Exercise aim
You are to retype all of the data exactly as it appears.

Extracted records
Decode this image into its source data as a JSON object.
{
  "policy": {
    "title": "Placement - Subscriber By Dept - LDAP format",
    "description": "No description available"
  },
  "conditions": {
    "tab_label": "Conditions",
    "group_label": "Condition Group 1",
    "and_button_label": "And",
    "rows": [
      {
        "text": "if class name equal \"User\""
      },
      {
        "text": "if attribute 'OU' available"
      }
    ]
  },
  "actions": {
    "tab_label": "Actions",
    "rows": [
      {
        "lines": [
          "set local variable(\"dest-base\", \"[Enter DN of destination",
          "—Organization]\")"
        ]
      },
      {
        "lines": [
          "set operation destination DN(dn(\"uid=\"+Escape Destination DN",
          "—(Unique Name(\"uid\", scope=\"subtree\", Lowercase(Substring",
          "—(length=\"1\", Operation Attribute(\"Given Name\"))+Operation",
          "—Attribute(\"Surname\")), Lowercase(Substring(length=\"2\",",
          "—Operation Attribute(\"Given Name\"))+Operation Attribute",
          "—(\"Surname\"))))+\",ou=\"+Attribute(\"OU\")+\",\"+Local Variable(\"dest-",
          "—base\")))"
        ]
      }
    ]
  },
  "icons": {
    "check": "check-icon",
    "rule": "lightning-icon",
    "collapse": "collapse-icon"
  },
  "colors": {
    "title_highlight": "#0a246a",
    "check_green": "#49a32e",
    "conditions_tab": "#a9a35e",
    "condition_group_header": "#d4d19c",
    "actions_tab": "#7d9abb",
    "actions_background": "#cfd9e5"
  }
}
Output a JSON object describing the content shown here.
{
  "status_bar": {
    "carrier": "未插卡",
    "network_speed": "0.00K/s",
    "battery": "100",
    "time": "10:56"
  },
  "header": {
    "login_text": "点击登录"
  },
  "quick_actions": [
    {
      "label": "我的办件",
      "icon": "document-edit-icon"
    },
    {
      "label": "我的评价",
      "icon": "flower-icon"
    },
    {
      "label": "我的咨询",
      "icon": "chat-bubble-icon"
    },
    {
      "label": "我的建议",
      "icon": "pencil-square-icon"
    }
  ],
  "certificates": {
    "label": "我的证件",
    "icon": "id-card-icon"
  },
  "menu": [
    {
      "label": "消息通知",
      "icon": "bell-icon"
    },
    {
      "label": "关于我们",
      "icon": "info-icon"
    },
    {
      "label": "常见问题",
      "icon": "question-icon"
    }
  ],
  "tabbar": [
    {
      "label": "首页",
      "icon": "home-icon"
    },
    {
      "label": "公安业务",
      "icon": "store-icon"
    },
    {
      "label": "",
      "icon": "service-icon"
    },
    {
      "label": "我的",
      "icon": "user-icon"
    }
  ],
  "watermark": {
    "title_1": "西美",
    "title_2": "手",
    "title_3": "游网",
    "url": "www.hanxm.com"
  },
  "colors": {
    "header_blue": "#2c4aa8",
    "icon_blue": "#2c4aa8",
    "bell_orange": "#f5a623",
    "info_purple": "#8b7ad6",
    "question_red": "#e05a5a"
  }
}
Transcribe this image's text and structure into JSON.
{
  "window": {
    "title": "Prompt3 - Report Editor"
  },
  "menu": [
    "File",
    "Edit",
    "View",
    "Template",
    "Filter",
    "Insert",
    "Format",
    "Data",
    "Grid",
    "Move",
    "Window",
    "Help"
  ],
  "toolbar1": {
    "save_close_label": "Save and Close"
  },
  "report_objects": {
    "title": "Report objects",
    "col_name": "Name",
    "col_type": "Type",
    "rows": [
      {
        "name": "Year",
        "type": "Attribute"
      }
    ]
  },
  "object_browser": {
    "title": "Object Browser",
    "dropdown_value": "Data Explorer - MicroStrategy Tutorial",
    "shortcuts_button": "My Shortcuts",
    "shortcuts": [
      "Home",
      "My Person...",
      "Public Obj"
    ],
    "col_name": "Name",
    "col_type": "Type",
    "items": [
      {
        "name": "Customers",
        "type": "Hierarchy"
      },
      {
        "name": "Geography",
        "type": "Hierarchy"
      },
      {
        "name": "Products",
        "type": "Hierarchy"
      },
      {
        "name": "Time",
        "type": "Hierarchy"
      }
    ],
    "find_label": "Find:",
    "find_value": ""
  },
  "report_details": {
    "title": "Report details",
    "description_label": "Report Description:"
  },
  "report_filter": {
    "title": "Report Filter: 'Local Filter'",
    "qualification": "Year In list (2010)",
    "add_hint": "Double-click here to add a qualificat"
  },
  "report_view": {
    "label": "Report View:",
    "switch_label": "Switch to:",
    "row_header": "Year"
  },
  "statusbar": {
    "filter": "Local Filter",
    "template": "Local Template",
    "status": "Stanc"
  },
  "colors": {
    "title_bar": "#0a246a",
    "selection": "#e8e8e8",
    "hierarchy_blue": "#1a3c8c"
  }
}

Correct output
Decode this image into its source data as a JSON object.
{
  "policy": {
    "title": "Placement - Subscriber By Dept - LDAP format",
    "description": "No description available"
  },
  "conditions": {
    "tab_label": "Conditions",
    "group_label": "Condition Group 1",
    "and_button_label": "And",
    "rows": [
      {
        "text": "if class name equal \"User\""
      },
      {
        "text": "if attribute 'OU' available"
      }
    ]
  },
  "actions": {
    "tab_label": "Actions",
    "rows": [
      {
        "lines": [
          "set local variable(\"dest-base\", \"[Enter DN of destination",
          "—Organization]\")"
        ]
      },
      {
        "lines": [
          "set operation destination DN(dn(\"uid=\"+Escape Destination DN",
          "—(Unique Name(\"uid\", scope=\"subtree\", Lowercase(Substring",
          "—(length=\"1\", Operation Attribute(\"Given Name\"))+Operation",
          "—Attribute(\"Surname\")), Lowercase(Substring(length=\"2\",",
          "—Operation Attribute(\"Given Name\"))+Operation Attribute",
          "—(\"Surname\"))))+\",ou=\"+Attribute(\"OU\")+\",\"+Local Variable(\"dest-",
          "—base\")))"
        ]
      }
    ]
  },
  "icons": {
    "check": "check-icon",
    "rule": "lightning-icon",
    "collapse": "collapse-icon"
  },
  "colors": {
    "title_highlight": "#0a246a",
    "check_green": "#49a32e",
    "conditions_tab": "#a9a35e",
    "condition_group_header": "#d4d19c",
    "actions_tab": "#7d9abb",
    "actions_background": "#cfd9e5"
  }
}
Output a JSON object describing the content shown here.
{
  "status_bar": {
    "carrier": "未插卡",
    "network_speed": "0.00K/s",
    "battery": "100",
    "time": "10:56"
  },
  "header": {
    "login_text": "点击登录"
  },
  "quick_actions": [
    {
      "label": "我的办件",
      "icon": "document-edit-icon"
    },
    {
      "label": "我的评价",
      "icon": "flower-icon"
    },
    {
      "label": "我的咨询",
      "icon": "chat-bubble-icon"
    },
    {
      "label": "我的建议",
      "icon": "pencil-square-icon"
    }
  ],
  "certificates": {
    "label": "我的证件",
    "icon": "id-card-icon"
  },
  "menu": [
    {
      "label": "消息通知",
      "icon": "bell-icon"
    },
    {
      "label": "关于我们",
      "icon": "info-icon"
    },
    {
      "label": "常见问题",
      "icon": "question-icon"
    }
  ],
  "tabbar": [
    {
      "label": "首页",
      "icon": "home-icon"
    },
    {
      "label": "公安业务",
      "icon": "store-icon"
    },
    {
      "label": "",
      "icon": "service-icon"
    },
    {
      "label": "我的",
      "icon": "user-icon"
    }
  ],
  "watermark": {
    "title_1": "西美",
    "title_2": "手",
    "title_3": "游网",
    "url": "www.hanxm.com"
  },
  "colors": {
    "header_blue": "#2c4aa8",
    "icon_blue": "#2c4aa8",
    "bell_orange": "#f5a623",
    "info_purple": "#8b7ad6",
    "question_red": "#e05a5a"
  }
}
Transcribe this image's text and structure into JSON.
{
  "window": {
    "title": "Prompt3 - Report Editor"
  },
  "menu": [
    "File",
    "Edit",
    "View",
    "Template",
    "Filter",
    "Insert",
    "Format",
    "Data",
    "Grid",
    "Move",
    "Window",
    "Help"
  ],
  "toolbar1": {
    "save_close_label": "Save and Close"
  },
  "report_objects": {
    "title": "Report objects",
    "col_name": "Name",
    "col_type": "Type",
    "rows": [
      {
        "name": "Year",
        "type": "Attribute"
      }
    ]
  },
  "object_browser": {
    "title": "Object Browser",
    "dropdown_value": "Data Explorer - MicroStrategy Tutorial",
    "shortcuts_button": "My Shortcuts",
    "shortcuts": [
      "Home",
      "My Person...",
      "Public Obj"
    ],
    "col_name": "Name",
    "col_type": "Type",
    "items": [
      {
        "name": "Customers",
        "type": "Hierarchy"
      },
      {
        "name": "Geography",
        "type": "Hierarchy"
      },
      {
        "name": "Products",
        "type": "Hierarchy"
      },
      {
        "name": "Time",
        "type": "Hierarchy"
      }
    ],
    "find_label": "Find:",
    "find_value": ""
  },
  "report_details": {
    "title": "Report details",
    "description_label": "Report Description:"
  },
  "report_filter": {
    "title": "Report Filter: 'Local Filter'",
    "qualification": "Year In list (2010)",
    "add_hint": "Double-click here to add a qualificat"
  },
  "report_view": {
    "label": "Report View:",
    "switch_label": "Switch to:",
    "row_header": "Year"
  },
  "statusbar": {
    "filter": "Local Filter",
    "template": "Local Template",
    "status": "Stanc"
  },
  "colors": {
    "title_bar": "#0a246a",
    "selection": "#e8e8e8",
    "hierarchy_blue": "#1a3c8c"
  }
}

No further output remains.